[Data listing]
:::

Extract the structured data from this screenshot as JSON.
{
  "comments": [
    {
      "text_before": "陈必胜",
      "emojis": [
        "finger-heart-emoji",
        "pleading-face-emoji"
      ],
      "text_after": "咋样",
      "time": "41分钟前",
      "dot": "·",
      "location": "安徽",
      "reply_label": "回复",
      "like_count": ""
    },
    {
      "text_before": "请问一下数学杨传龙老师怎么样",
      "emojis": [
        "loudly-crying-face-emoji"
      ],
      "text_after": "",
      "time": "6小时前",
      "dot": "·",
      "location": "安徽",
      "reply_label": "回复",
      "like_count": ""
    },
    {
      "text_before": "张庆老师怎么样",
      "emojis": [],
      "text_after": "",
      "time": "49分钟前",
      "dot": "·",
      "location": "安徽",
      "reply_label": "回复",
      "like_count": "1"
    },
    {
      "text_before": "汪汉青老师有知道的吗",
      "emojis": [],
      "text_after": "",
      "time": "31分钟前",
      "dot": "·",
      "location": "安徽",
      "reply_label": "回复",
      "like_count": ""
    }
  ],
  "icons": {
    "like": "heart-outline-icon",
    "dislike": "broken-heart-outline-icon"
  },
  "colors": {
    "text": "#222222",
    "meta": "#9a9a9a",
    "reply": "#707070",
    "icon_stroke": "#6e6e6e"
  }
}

:::

* _Task_: Repeat all of the records above exactly as written.

* _Task answer_:
Extract the structured data from this screenshot as JSON.
{
  "comments": [
    {
      "text_before": "陈必胜",
      "emojis": [
        "finger-heart-emoji",
        "pleading-face-emoji"
      ],
      "text_after": "咋样",
      "time": "41分钟前",
      "dot": "·",
      "location": "安徽",
      "reply_label": "回复",
      "like_count": ""
    },
    {
      "text_before": "请问一下数学杨传龙老师怎么样",
      "emojis": [
        "loudly-crying-face-emoji"
      ],
      "text_after": "",
      "time": "6小时前",
      "dot": "·",
      "location": "安徽",
      "reply_label": "回复",
      "like_count": ""
    },
    {
      "text_before": "张庆老师怎么样",
      "emojis": [],
      "text_after": "",
      "time": "49分钟前",
      "dot": "·",
      "location": "安徽",
      "reply_label": "回复",
      "like_count": "1"
    },
    {
      "text_before": "汪汉青老师有知道的吗",
      "emojis": [],
      "text_after": "",
      "time": "31分钟前",
      "dot": "·",
      "location": "安徽",
      "reply_label": "回复",
      "like_count": ""
    }
  ],
  "icons": {
    "like": "heart-outline-icon",
    "dislike": "broken-heart-outline-icon"
  },
  "colors": {
    "text": "#222222",
    "meta": "#9a9a9a",
    "reply": "#707070",
    "icon_stroke": "#6e6e6e"
  }
}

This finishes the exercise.